Stated problem: Transcribe every line exactly. Leave the pictures behind.

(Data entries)
+++
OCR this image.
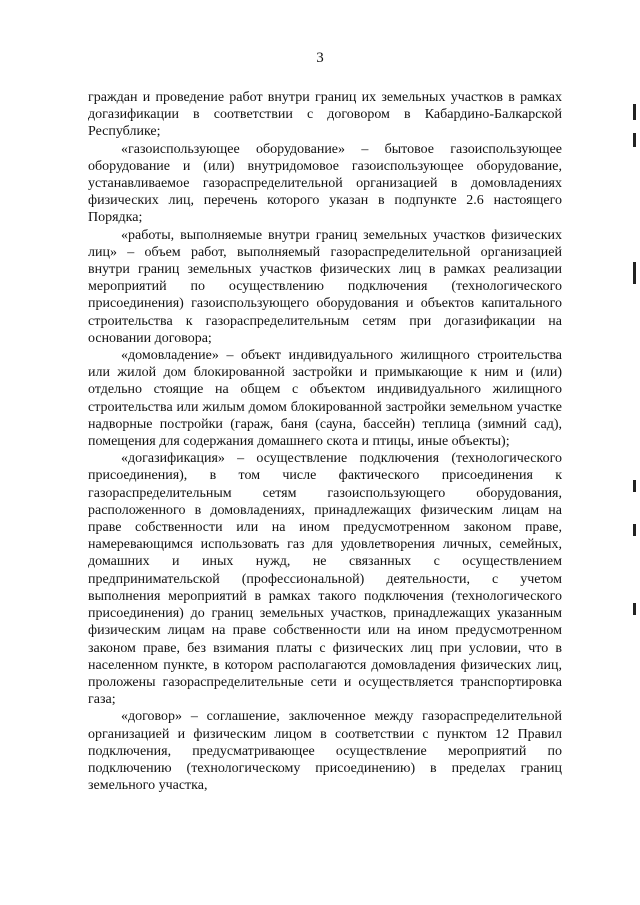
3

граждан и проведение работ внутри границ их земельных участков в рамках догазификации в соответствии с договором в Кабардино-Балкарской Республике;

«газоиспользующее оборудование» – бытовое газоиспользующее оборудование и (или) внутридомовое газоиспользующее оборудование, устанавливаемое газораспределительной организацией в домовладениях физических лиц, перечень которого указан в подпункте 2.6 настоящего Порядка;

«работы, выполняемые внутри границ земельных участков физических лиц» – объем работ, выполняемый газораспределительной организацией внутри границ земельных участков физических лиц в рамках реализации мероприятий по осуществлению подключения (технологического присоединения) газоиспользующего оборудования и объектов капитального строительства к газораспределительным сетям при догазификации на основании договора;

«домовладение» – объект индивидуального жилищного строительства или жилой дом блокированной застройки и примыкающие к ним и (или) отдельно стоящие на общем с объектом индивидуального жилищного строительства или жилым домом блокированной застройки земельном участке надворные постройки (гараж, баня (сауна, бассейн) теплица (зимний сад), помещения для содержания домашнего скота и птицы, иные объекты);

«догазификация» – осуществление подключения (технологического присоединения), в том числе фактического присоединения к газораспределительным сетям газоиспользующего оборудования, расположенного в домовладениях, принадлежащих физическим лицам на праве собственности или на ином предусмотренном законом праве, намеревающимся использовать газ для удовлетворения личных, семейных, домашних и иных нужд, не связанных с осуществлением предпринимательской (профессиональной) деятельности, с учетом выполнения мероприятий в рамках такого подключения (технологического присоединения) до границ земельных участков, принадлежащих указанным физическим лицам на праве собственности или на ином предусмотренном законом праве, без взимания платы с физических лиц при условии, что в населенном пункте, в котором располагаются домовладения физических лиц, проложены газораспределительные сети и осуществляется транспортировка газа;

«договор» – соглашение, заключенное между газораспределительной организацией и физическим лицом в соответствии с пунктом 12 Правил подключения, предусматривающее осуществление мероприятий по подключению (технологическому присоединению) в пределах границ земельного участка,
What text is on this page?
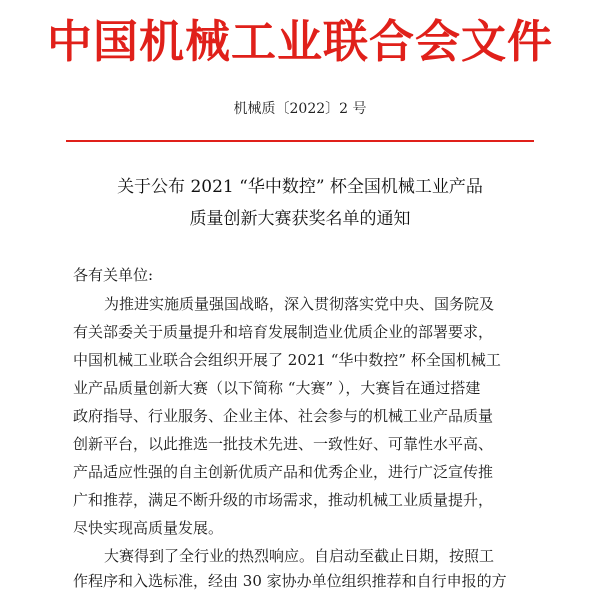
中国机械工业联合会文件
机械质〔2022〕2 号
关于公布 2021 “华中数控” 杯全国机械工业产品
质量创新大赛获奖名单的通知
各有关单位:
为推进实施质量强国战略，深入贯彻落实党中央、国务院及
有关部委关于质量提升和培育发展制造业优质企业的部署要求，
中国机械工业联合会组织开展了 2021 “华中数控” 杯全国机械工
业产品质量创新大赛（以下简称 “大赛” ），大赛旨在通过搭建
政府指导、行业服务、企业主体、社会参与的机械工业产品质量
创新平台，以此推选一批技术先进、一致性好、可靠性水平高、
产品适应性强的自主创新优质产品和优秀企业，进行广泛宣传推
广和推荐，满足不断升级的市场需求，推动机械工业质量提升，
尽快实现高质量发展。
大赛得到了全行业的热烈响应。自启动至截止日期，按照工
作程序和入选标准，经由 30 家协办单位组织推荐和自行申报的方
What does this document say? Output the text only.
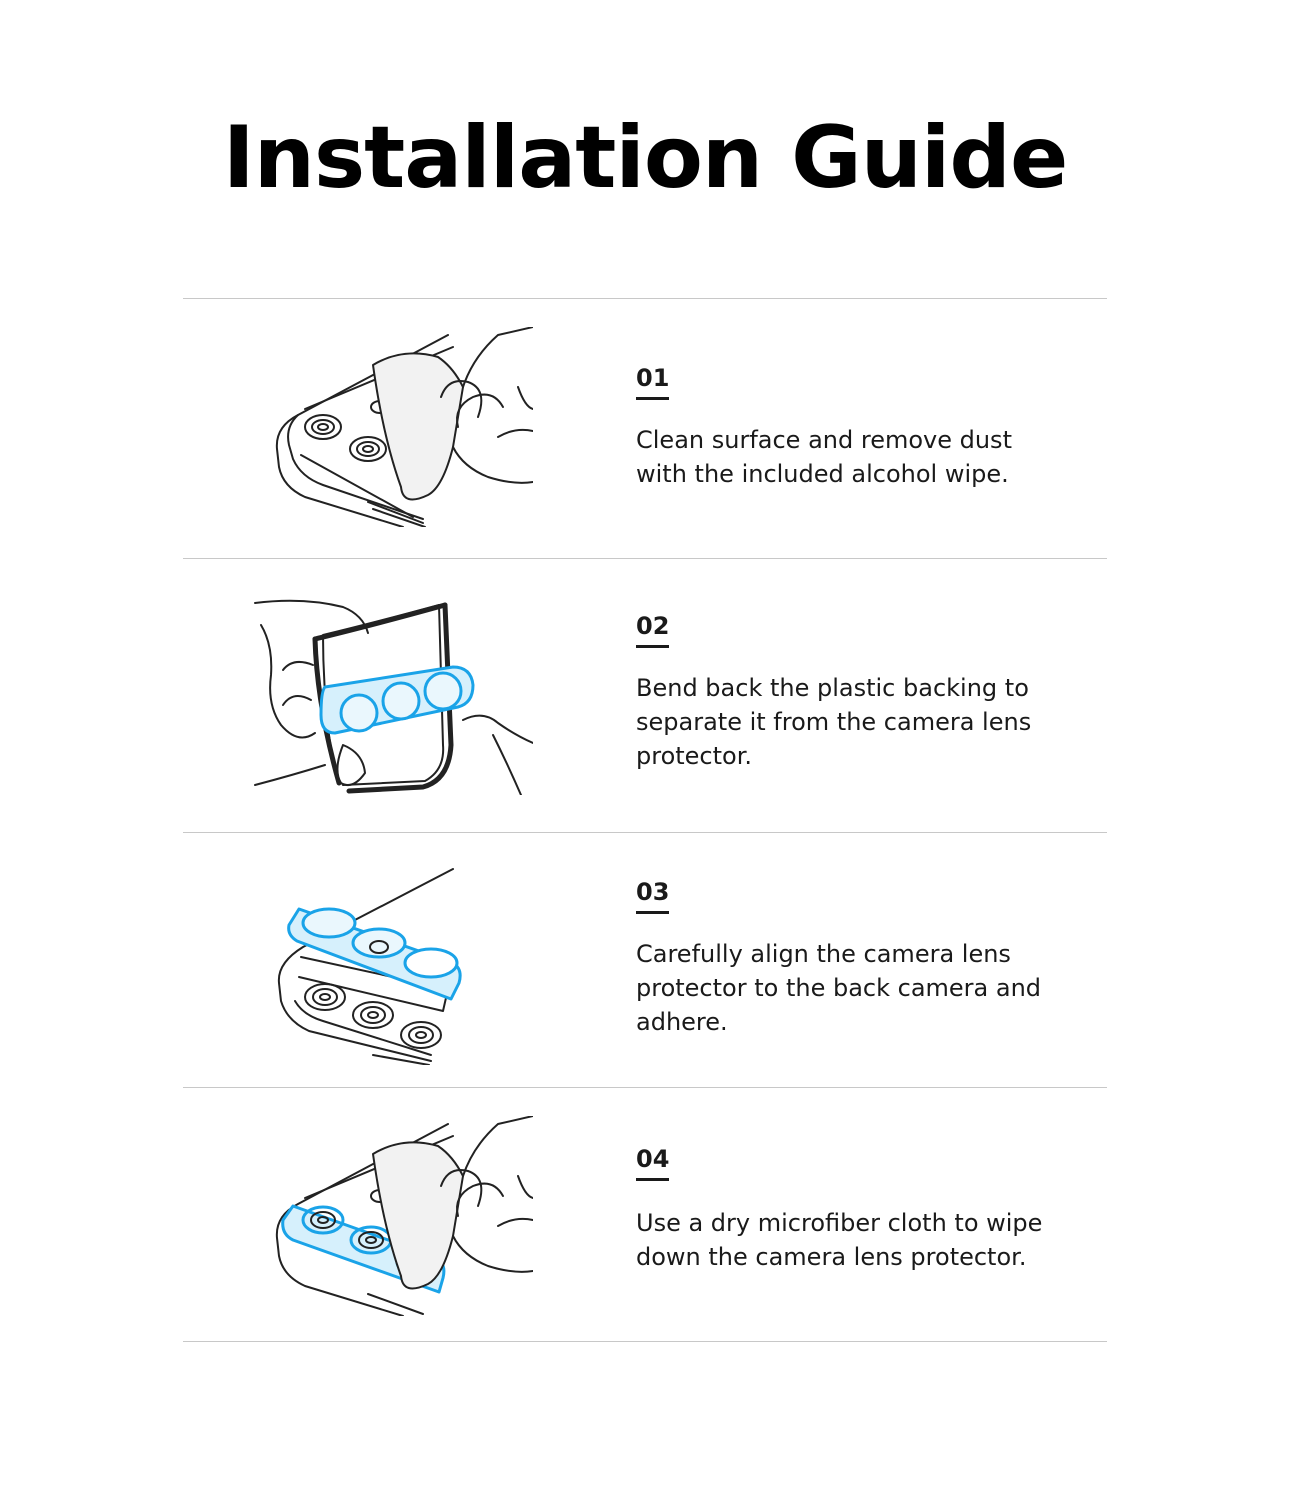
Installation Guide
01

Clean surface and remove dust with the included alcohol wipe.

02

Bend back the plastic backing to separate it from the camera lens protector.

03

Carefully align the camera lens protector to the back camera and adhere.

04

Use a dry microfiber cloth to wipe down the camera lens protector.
+++
Solved problem:
OCR this image.
3

граждан и проведение работ внутри границ их земельных участков в рамках догазификации в соответствии с договором в Кабардино-Балкарской Республике;

«газоиспользующее оборудование» – бытовое газоиспользующее оборудование и (или) внутридомовое газоиспользующее оборудование, устанавливаемое газораспределительной организацией в домовладениях физических лиц, перечень которого указан в подпункте 2.6 настоящего Порядка;

«работы, выполняемые внутри границ земельных участков физических лиц» – объем работ, выполняемый газораспределительной организацией внутри границ земельных участков физических лиц в рамках реализации мероприятий по осуществлению подключения (технологического присоединения) газоиспользующего оборудования и объектов капитального строительства к газораспределительным сетям при догазификации на основании договора;

«домовладение» – объект индивидуального жилищного строительства или жилой дом блокированной застройки и примыкающие к ним и (или) отдельно стоящие на общем с объектом индивидуального жилищного строительства или жилым домом блокированной застройки земельном участке надворные постройки (гараж, баня (сауна, бассейн) теплица (зимний сад), помещения для содержания домашнего скота и птицы, иные объекты);

«догазификация» – осуществление подключения (технологического присоединения), в том числе фактического присоединения к газораспределительным сетям газоиспользующего оборудования, расположенного в домовладениях, принадлежащих физическим лицам на праве собственности или на ином предусмотренном законом праве, намеревающимся использовать газ для удовлетворения личных, семейных, домашних и иных нужд, не связанных с осуществлением предпринимательской (профессиональной) деятельности, с учетом выполнения мероприятий в рамках такого подключения (технологического присоединения) до границ земельных участков, принадлежащих указанным физическим лицам на праве собственности или на ином предусмотренном законом праве, без взимания платы с физических лиц при условии, что в населенном пункте, в котором располагаются домовладения физических лиц, проложены газораспределительные сети и осуществляется транспортировка газа;

«договор» – соглашение, заключенное между газораспределительной организацией и физическим лицом в соответствии с пунктом 12 Правил подключения, предусматривающее осуществление мероприятий по подключению (технологическому присоединению) в пределах границ земельного участка,
What text is on this page?
中国机械工业联合会文件
机械质〔2022〕2 号
关于公布 2021 “华中数控” 杯全国机械工业产品
质量创新大赛获奖名单的通知
各有关单位:
为推进实施质量强国战略，深入贯彻落实党中央、国务院及
有关部委关于质量提升和培育发展制造业优质企业的部署要求，
中国机械工业联合会组织开展了 2021 “华中数控” 杯全国机械工
业产品质量创新大赛（以下简称 “大赛” ），大赛旨在通过搭建
政府指导、行业服务、企业主体、社会参与的机械工业产品质量
创新平台，以此推选一批技术先进、一致性好、可靠性水平高、
产品适应性强的自主创新优质产品和优秀企业，进行广泛宣传推
广和推荐，满足不断升级的市场需求，推动机械工业质量提升，
尽快实现高质量发展。
大赛得到了全行业的热烈响应。自启动至截止日期，按照工
作程序和入选标准，经由 30 家协办单位组织推荐和自行申报的方
What does this document say? Output the text only.
Installation Guide
01

Clean surface and remove dust with the included alcohol wipe.

02

Bend back the plastic backing to separate it from the camera lens protector.

03

Carefully align the camera lens protector to the back camera and adhere.

04

Use a dry microfiber cloth to wipe down the camera lens protector.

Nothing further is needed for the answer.